**GOAL OF THE EXERCISE**:
Locate the word "разі" in the data below, then copy every line that holds it.

**WORKING DATA**:
--- START ---

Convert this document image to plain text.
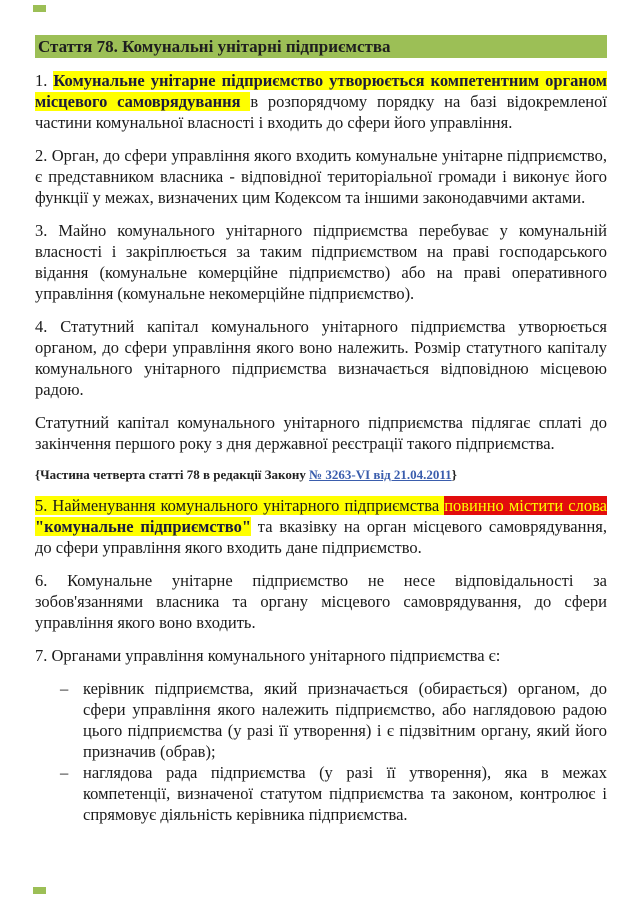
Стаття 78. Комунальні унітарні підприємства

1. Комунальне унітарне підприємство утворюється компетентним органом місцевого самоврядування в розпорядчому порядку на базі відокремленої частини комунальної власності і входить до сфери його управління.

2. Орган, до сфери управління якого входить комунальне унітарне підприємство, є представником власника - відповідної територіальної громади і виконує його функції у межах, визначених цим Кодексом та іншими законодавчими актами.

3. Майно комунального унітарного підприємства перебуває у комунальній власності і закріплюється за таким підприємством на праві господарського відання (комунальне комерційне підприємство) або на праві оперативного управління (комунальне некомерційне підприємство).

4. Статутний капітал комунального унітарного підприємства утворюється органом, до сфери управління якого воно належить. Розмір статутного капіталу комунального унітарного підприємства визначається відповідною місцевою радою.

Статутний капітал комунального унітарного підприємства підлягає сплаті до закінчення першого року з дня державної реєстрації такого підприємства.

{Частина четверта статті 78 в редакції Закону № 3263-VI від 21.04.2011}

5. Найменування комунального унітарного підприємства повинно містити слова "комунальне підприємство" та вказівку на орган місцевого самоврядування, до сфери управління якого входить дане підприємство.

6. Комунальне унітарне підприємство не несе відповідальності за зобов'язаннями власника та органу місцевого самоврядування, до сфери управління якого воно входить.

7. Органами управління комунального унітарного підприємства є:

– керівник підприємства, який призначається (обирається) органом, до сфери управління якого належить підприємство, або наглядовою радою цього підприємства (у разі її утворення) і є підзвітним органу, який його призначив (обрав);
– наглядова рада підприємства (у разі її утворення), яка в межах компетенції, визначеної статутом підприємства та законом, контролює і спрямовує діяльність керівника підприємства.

--- END ---

**RESPONSE FOR THIS EXERCISE**:
– керівник підприємства, який призначається (обирається) органом, до сфери управління якого належить підприємство, або наглядовою радою цього підприємства (у разі її утворення) і є підзвітним органу, який його призначив (обрав);
– наглядова рада підприємства (у разі її утворення), яка в межах компетенції, визначеної статутом підприємства та законом, контролює і спрямовує діяльність керівника підприємства.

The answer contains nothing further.